(WORK TO COMPLETE): Gather all lines from the material that contain "организации".

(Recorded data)

/---

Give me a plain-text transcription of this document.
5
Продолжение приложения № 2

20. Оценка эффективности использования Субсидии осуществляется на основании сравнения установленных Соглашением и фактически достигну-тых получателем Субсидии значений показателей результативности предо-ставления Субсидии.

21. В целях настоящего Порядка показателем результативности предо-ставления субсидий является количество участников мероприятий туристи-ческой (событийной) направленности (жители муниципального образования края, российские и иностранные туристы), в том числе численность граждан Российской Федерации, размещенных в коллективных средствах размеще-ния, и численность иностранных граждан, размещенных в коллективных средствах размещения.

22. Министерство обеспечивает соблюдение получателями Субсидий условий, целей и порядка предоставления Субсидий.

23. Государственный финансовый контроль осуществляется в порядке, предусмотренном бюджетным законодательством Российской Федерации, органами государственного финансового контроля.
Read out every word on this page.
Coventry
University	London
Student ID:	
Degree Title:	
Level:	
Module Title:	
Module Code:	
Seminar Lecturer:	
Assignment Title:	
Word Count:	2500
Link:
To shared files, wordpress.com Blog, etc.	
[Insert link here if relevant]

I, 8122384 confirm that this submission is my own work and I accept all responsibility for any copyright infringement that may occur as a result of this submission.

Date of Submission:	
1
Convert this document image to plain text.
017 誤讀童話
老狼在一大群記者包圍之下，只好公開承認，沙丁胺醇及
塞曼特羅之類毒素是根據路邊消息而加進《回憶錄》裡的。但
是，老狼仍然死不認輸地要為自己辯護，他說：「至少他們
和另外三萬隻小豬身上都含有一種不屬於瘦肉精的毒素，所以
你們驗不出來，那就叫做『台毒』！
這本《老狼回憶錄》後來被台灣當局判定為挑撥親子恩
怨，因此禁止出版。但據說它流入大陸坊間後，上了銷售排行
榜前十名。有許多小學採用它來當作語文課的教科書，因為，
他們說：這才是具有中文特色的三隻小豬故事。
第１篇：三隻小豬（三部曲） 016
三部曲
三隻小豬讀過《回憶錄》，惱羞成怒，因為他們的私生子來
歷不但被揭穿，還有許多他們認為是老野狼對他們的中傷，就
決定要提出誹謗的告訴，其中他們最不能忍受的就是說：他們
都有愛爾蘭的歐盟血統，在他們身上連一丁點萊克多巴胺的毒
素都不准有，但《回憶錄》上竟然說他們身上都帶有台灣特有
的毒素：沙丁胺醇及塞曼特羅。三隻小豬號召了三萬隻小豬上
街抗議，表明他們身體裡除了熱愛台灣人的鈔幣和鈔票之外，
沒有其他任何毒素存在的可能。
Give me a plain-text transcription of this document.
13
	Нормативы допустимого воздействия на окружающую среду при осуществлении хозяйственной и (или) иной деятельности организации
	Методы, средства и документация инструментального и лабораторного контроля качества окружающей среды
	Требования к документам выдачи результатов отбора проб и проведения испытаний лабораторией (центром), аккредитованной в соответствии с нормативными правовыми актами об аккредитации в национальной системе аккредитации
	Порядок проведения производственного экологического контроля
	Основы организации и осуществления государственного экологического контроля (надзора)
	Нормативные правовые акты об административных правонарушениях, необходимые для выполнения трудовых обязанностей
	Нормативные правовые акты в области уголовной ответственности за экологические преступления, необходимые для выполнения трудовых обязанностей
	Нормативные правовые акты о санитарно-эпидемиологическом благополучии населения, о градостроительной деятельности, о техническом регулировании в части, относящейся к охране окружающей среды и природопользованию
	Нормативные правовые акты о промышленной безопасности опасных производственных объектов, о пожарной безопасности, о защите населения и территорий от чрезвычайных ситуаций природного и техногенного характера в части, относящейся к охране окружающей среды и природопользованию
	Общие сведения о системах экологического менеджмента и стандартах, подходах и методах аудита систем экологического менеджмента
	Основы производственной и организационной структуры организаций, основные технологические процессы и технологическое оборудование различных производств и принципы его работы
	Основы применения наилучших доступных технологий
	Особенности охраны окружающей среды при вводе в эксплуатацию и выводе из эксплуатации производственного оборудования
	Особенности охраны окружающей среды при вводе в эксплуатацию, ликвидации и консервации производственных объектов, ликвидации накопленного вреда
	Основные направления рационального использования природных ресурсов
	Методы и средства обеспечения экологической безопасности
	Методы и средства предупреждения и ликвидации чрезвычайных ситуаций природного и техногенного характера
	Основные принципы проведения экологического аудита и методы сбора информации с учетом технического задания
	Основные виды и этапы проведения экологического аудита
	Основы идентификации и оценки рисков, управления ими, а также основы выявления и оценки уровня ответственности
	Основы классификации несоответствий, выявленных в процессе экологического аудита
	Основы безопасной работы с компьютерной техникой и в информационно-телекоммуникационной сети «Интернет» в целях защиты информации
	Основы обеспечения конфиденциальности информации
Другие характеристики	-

\---

(TASK OUTPUT):
	Нормативы допустимого воздействия на окружающую среду при осуществлении хозяйственной и (или) иной деятельности организации
	Основы организации и осуществления государственного экологического контроля (надзора)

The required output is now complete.